• Saved entries:
* * * * * * *

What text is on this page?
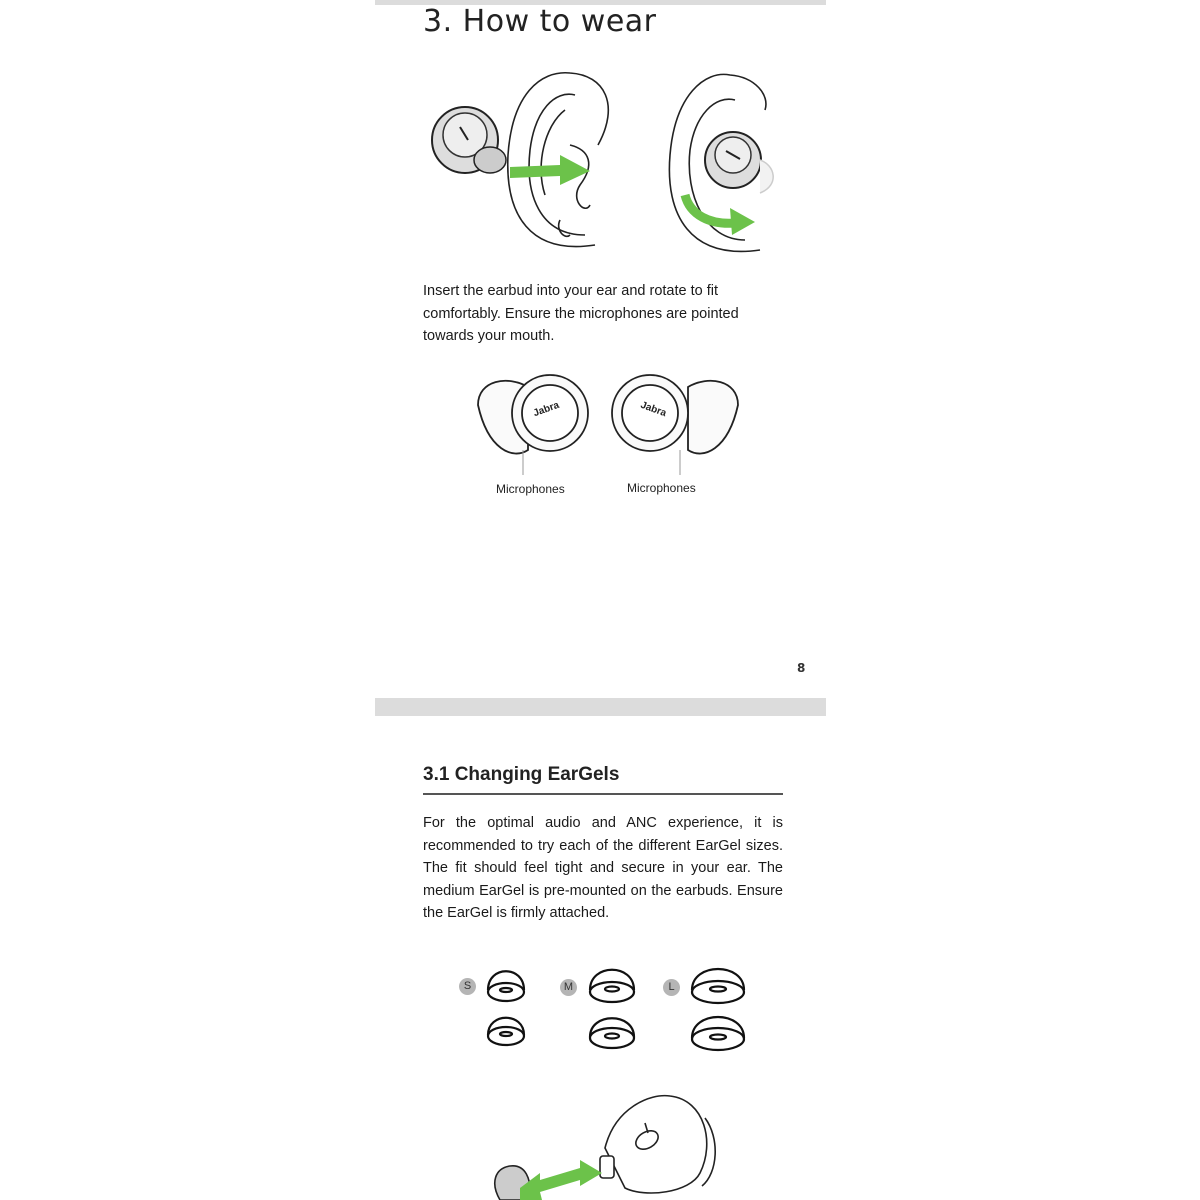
3. How to wear

Insert the earbud into your ear and rotate to fit comfortably. Ensure the microphones are pointed towards your mouth.

Jabra	Jabra
Microphones	Microphones
8
3.1 Changing EarGels

For the optimal audio and ANC experience, it is recommended to try each of the different EarGel sizes. The fit should feel tight and secure in your ear. The medium EarGel is pre-mounted on the earbuds. Ensure the EarGel is firmly attached.

S	M	L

* * * * * * *

• STATED PROBLEM: Pictures are to be left out; all else in the entries above is to be quoted exactly.

• RIGHT ANSWER:
What text is on this page?
3. How to wear

Insert the earbud into your ear and rotate to fit comfortably. Ensure the microphones are pointed towards your mouth.

Jabra	Jabra
Microphones	Microphones
8
3.1 Changing EarGels

For the optimal audio and ANC experience, it is recommended to try each of the different EarGel sizes. The fit should feel tight and secure in your ear. The medium EarGel is pre-mounted on the earbuds. Ensure the EarGel is firmly attached.

S	M	L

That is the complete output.